● **WORKING DATA**:

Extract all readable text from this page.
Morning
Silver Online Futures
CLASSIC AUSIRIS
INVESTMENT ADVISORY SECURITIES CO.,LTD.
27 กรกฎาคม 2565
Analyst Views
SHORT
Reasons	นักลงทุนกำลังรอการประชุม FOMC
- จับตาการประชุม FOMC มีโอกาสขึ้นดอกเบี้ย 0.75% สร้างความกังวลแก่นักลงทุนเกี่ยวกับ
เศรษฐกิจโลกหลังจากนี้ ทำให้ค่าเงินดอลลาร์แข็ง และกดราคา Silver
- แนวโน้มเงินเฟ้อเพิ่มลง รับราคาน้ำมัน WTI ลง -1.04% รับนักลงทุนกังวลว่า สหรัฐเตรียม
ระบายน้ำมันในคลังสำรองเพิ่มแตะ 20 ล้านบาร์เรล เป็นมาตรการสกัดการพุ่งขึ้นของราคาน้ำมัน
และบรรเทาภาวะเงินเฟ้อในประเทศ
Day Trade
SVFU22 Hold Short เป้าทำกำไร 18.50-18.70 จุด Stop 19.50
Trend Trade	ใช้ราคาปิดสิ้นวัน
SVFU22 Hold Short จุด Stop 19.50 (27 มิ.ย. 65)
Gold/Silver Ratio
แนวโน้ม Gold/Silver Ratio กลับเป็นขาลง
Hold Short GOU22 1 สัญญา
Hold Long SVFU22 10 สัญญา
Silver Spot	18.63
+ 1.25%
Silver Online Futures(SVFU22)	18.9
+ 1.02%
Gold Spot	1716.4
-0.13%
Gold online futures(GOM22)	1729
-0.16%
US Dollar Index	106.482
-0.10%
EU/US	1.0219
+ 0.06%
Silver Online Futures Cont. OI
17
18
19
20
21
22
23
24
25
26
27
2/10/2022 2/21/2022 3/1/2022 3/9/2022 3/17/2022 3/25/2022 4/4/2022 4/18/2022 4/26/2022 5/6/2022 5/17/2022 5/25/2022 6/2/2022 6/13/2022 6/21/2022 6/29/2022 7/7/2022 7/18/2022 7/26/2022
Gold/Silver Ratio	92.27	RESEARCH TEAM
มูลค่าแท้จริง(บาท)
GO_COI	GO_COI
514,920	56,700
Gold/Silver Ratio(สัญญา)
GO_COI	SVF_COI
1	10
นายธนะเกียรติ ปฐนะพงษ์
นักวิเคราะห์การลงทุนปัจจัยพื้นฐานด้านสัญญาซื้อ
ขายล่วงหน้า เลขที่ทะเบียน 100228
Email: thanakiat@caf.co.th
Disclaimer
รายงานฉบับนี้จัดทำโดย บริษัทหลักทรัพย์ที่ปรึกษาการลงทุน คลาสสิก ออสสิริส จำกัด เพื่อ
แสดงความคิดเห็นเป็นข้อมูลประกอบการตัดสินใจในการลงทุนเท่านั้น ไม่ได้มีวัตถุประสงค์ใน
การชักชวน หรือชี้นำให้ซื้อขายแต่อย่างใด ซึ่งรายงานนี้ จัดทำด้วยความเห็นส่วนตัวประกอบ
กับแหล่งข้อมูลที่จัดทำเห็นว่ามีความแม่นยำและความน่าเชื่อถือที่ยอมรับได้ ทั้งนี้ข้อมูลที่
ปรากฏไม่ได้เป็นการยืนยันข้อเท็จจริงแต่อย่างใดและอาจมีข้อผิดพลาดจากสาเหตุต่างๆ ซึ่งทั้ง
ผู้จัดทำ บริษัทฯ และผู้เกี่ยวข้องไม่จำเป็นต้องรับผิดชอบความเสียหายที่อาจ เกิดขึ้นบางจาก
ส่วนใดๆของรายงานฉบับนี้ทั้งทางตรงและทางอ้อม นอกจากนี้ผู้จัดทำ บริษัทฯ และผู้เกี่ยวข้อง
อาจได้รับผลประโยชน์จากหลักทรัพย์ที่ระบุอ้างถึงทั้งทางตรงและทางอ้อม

● **WHAT YOU HAVE TO DO**:
Each line of the listing above should be output exactly.

● **EXPECTED OUTPUT**:
Extract all readable text from this page.
Morning
Silver Online Futures
CLASSIC AUSIRIS
INVESTMENT ADVISORY SECURITIES CO.,LTD.
27 กรกฎาคม 2565
Analyst Views
SHORT
Reasons	นักลงทุนกำลังรอการประชุม FOMC
- จับตาการประชุม FOMC มีโอกาสขึ้นดอกเบี้ย 0.75% สร้างความกังวลแก่นักลงทุนเกี่ยวกับ
เศรษฐกิจโลกหลังจากนี้ ทำให้ค่าเงินดอลลาร์แข็ง และกดราคา Silver
- แนวโน้มเงินเฟ้อเพิ่มลง รับราคาน้ำมัน WTI ลง -1.04% รับนักลงทุนกังวลว่า สหรัฐเตรียม
ระบายน้ำมันในคลังสำรองเพิ่มแตะ 20 ล้านบาร์เรล เป็นมาตรการสกัดการพุ่งขึ้นของราคาน้ำมัน
และบรรเทาภาวะเงินเฟ้อในประเทศ
Day Trade
SVFU22 Hold Short เป้าทำกำไร 18.50-18.70 จุด Stop 19.50
Trend Trade	ใช้ราคาปิดสิ้นวัน
SVFU22 Hold Short จุด Stop 19.50 (27 มิ.ย. 65)
Gold/Silver Ratio
แนวโน้ม Gold/Silver Ratio กลับเป็นขาลง
Hold Short GOU22 1 สัญญา
Hold Long SVFU22 10 สัญญา
Silver Spot	18.63
+ 1.25%
Silver Online Futures(SVFU22)	18.9
+ 1.02%
Gold Spot	1716.4
-0.13%
Gold online futures(GOM22)	1729
-0.16%
US Dollar Index	106.482
-0.10%
EU/US	1.0219
+ 0.06%
Silver Online Futures Cont. OI
17
18
19
20
21
22
23
24
25
26
27
2/10/2022 2/21/2022 3/1/2022 3/9/2022 3/17/2022 3/25/2022 4/4/2022 4/18/2022 4/26/2022 5/6/2022 5/17/2022 5/25/2022 6/2/2022 6/13/2022 6/21/2022 6/29/2022 7/7/2022 7/18/2022 7/26/2022
Gold/Silver Ratio	92.27	RESEARCH TEAM
มูลค่าแท้จริง(บาท)
GO_COI	GO_COI
514,920	56,700
Gold/Silver Ratio(สัญญา)
GO_COI	SVF_COI
1	10
นายธนะเกียรติ ปฐนะพงษ์
นักวิเคราะห์การลงทุนปัจจัยพื้นฐานด้านสัญญาซื้อ
ขายล่วงหน้า เลขที่ทะเบียน 100228
Email: thanakiat@caf.co.th
Disclaimer
รายงานฉบับนี้จัดทำโดย บริษัทหลักทรัพย์ที่ปรึกษาการลงทุน คลาสสิก ออสสิริส จำกัด เพื่อ
แสดงความคิดเห็นเป็นข้อมูลประกอบการตัดสินใจในการลงทุนเท่านั้น ไม่ได้มีวัตถุประสงค์ใน
การชักชวน หรือชี้นำให้ซื้อขายแต่อย่างใด ซึ่งรายงานนี้ จัดทำด้วยความเห็นส่วนตัวประกอบ
กับแหล่งข้อมูลที่จัดทำเห็นว่ามีความแม่นยำและความน่าเชื่อถือที่ยอมรับได้ ทั้งนี้ข้อมูลที่
ปรากฏไม่ได้เป็นการยืนยันข้อเท็จจริงแต่อย่างใดและอาจมีข้อผิดพลาดจากสาเหตุต่างๆ ซึ่งทั้ง
ผู้จัดทำ บริษัทฯ และผู้เกี่ยวข้องไม่จำเป็นต้องรับผิดชอบความเสียหายที่อาจ เกิดขึ้นบางจาก
ส่วนใดๆของรายงานฉบับนี้ทั้งทางตรงและทางอ้อม นอกจากนี้ผู้จัดทำ บริษัทฯ และผู้เกี่ยวข้อง
อาจได้รับผลประโยชน์จากหลักทรัพย์ที่ระบุอ้างถึงทั้งทางตรงและทางอ้อม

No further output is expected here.